> Short problem
Say how many lines contain the string "with". Give no other output.

> The data
—————

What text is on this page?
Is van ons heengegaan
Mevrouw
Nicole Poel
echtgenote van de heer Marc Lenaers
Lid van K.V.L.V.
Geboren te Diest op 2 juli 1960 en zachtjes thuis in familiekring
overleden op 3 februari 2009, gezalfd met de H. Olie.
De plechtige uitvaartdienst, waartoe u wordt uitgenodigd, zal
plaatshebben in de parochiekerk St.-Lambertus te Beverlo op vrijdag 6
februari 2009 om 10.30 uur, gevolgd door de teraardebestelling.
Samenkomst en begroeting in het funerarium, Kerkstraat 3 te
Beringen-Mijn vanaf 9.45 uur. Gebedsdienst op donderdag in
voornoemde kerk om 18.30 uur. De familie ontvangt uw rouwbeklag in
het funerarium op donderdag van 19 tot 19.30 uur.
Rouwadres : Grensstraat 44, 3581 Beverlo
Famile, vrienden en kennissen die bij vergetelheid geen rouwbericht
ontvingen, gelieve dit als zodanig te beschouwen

—————

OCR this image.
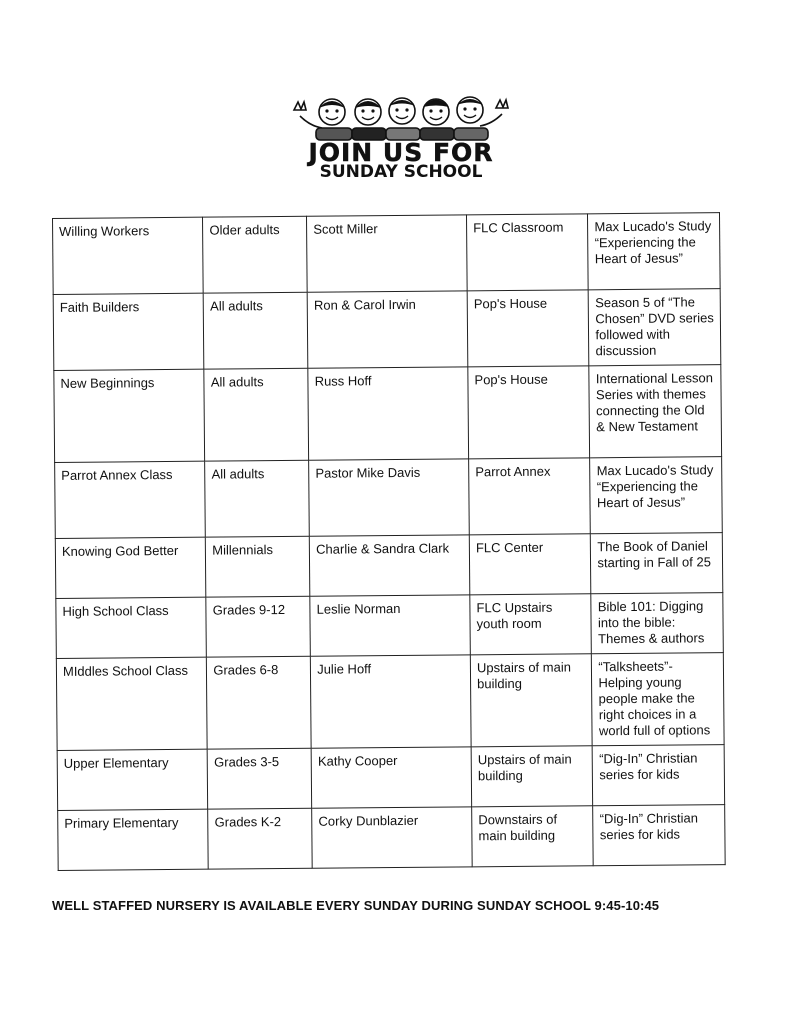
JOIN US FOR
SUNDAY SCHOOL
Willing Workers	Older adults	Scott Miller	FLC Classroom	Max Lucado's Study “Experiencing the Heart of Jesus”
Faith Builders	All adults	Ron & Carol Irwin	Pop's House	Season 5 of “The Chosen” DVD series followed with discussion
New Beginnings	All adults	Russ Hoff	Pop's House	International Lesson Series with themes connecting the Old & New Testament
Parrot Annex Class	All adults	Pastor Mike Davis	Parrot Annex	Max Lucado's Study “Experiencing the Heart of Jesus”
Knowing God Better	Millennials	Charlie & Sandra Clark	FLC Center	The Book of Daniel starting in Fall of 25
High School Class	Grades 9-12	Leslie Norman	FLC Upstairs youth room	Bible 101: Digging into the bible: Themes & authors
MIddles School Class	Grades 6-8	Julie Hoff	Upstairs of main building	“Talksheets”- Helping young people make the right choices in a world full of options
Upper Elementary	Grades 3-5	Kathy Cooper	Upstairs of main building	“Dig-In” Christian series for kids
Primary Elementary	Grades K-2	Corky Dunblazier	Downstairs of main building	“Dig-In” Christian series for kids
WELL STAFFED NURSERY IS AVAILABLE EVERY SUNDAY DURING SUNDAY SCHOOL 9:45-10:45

—————

> Answer to this problem
2